Start Record list

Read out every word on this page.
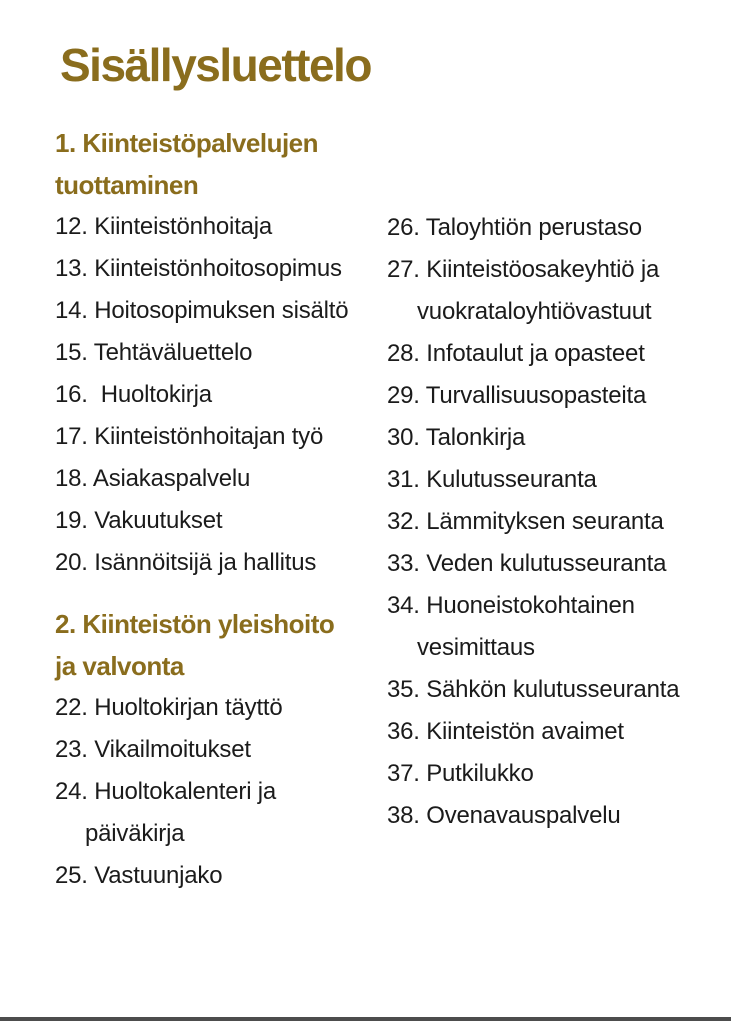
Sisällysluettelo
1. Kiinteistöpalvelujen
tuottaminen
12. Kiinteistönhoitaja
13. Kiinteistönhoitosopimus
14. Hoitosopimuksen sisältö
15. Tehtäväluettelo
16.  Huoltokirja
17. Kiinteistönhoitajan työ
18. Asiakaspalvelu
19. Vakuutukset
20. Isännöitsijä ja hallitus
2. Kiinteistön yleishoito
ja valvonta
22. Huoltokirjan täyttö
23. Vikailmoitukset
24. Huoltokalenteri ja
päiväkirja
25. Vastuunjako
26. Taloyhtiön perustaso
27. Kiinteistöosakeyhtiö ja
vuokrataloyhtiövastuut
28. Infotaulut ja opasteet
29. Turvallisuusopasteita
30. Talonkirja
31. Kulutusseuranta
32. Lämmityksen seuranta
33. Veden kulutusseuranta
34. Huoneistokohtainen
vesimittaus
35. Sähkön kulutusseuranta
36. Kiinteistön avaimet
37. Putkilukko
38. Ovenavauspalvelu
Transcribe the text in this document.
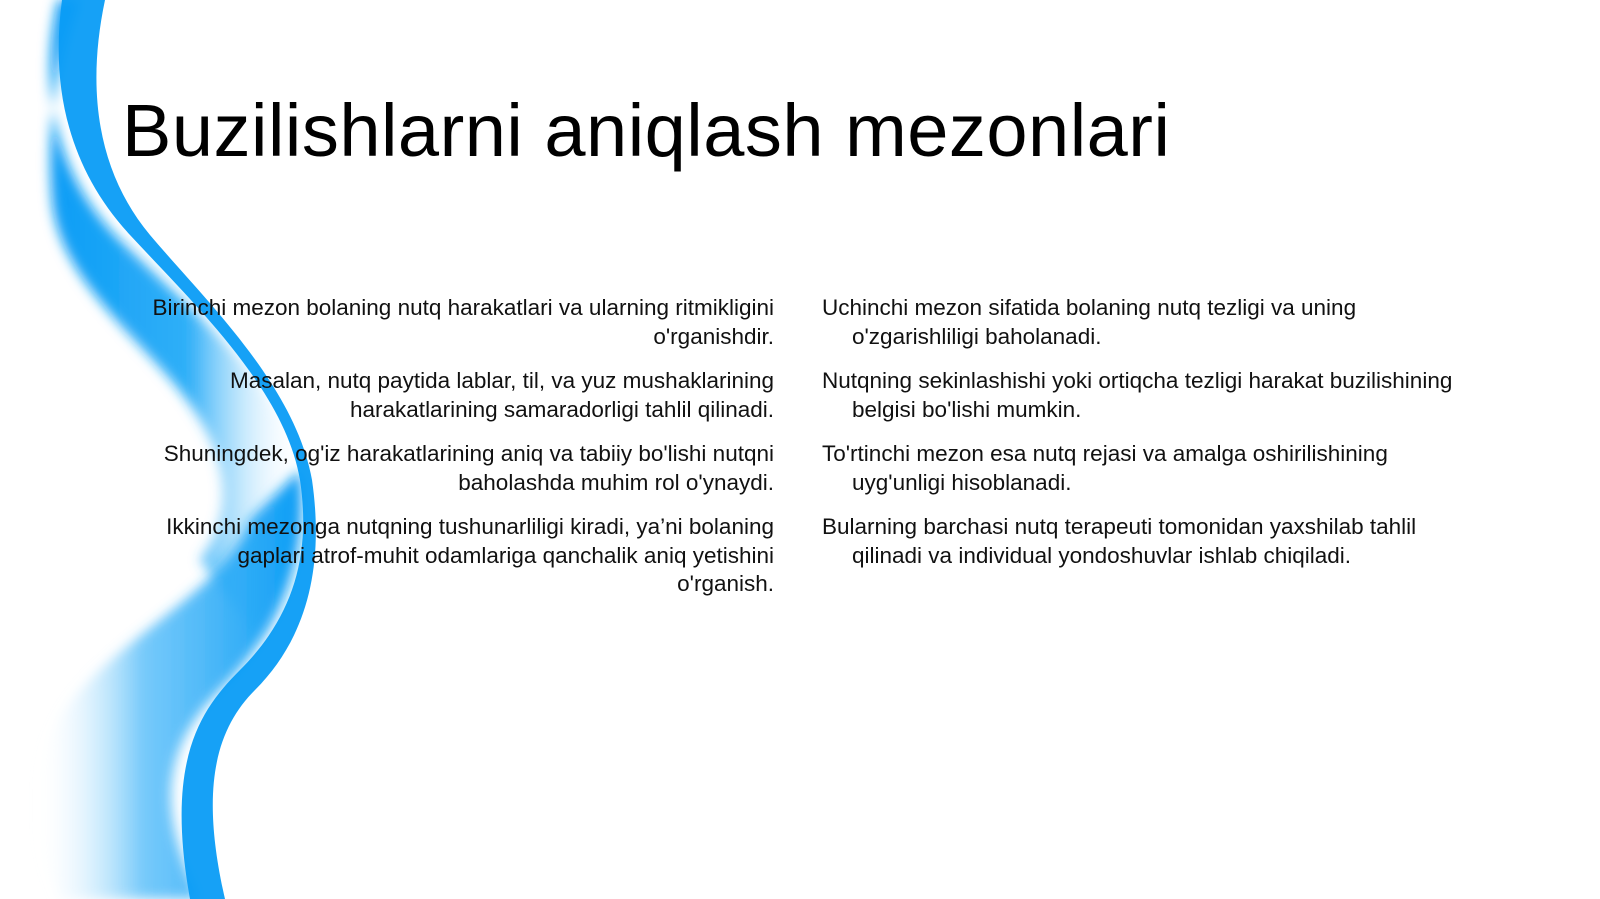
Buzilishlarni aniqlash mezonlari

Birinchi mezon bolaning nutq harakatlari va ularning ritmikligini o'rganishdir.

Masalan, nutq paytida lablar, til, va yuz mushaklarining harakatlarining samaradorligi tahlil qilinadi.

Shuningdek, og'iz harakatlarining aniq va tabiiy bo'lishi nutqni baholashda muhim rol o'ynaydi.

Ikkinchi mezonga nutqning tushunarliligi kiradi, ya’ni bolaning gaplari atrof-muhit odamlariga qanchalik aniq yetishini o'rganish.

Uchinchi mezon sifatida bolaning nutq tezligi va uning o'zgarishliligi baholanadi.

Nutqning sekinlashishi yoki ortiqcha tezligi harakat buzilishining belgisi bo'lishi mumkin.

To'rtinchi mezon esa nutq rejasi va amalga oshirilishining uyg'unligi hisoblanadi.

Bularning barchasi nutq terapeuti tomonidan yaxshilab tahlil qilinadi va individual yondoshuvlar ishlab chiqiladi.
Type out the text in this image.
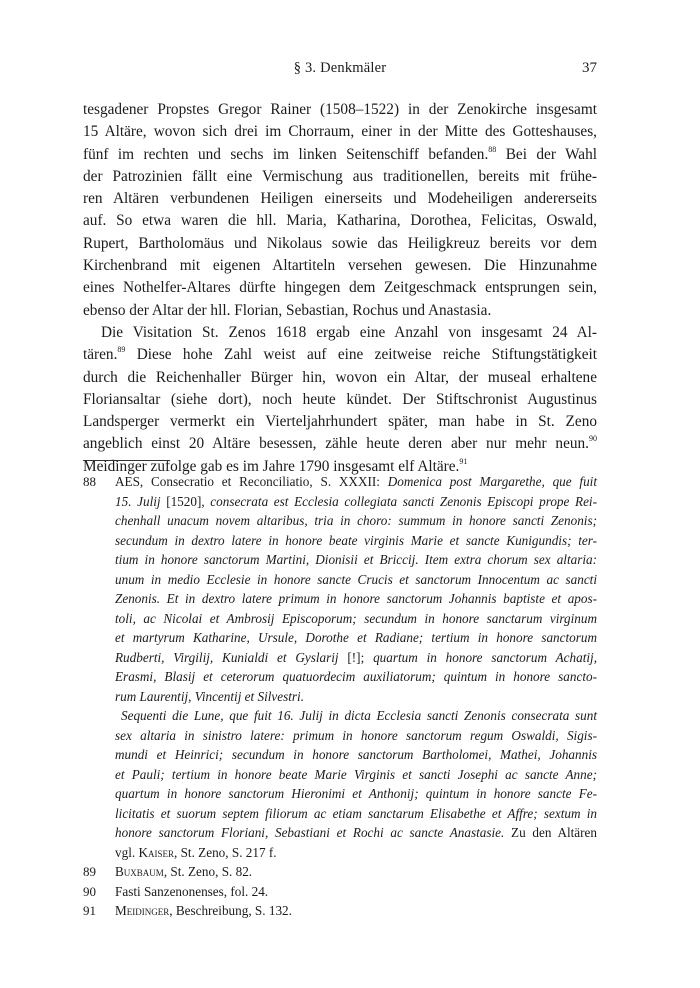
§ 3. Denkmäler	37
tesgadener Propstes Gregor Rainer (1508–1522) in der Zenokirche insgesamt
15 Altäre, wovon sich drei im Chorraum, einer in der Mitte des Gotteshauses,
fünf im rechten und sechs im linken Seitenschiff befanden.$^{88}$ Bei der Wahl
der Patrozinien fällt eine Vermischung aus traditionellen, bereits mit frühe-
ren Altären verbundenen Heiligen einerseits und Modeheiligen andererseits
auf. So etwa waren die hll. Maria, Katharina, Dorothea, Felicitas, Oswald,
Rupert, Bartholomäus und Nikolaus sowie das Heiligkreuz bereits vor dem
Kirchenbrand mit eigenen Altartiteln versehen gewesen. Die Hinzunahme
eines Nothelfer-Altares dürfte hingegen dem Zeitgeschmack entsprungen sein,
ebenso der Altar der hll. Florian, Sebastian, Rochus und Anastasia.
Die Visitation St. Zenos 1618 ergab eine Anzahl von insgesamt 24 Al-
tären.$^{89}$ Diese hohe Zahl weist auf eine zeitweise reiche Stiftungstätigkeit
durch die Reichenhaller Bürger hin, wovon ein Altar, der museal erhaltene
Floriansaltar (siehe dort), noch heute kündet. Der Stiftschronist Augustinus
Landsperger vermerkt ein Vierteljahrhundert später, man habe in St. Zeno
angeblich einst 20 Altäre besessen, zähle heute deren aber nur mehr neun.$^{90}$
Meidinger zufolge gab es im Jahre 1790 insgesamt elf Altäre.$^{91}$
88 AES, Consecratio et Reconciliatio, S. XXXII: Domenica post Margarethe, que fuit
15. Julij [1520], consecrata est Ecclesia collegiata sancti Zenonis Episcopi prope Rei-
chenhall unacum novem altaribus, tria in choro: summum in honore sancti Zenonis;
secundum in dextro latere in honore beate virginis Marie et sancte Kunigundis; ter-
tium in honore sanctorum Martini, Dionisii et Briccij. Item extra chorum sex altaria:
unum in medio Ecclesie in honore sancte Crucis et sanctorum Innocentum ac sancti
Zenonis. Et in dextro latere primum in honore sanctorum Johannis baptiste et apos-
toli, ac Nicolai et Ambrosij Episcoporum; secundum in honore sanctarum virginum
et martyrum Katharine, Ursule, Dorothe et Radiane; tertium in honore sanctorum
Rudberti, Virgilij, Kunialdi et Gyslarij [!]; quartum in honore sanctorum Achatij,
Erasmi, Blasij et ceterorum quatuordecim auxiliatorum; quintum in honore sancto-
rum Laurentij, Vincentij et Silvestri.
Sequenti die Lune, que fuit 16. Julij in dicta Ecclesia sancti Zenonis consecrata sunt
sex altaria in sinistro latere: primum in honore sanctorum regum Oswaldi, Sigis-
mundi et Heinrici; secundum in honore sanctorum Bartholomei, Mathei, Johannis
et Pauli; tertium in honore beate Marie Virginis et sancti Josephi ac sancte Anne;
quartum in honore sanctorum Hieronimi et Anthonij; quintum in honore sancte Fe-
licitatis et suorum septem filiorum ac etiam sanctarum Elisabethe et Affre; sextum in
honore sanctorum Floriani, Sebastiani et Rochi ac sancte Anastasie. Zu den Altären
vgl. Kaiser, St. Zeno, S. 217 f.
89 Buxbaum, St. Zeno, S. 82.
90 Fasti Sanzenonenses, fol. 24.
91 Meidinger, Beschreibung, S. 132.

End Record list

### Aim
Find each line holding the string "Altären" and copy it out.

### Answer below
ren Altären verbundenen Heiligen einerseits und Modeheiligen andererseits
honore sanctorum Floriani, Sebastiani et Rochi ac sancte Anastasie. Zu den Altären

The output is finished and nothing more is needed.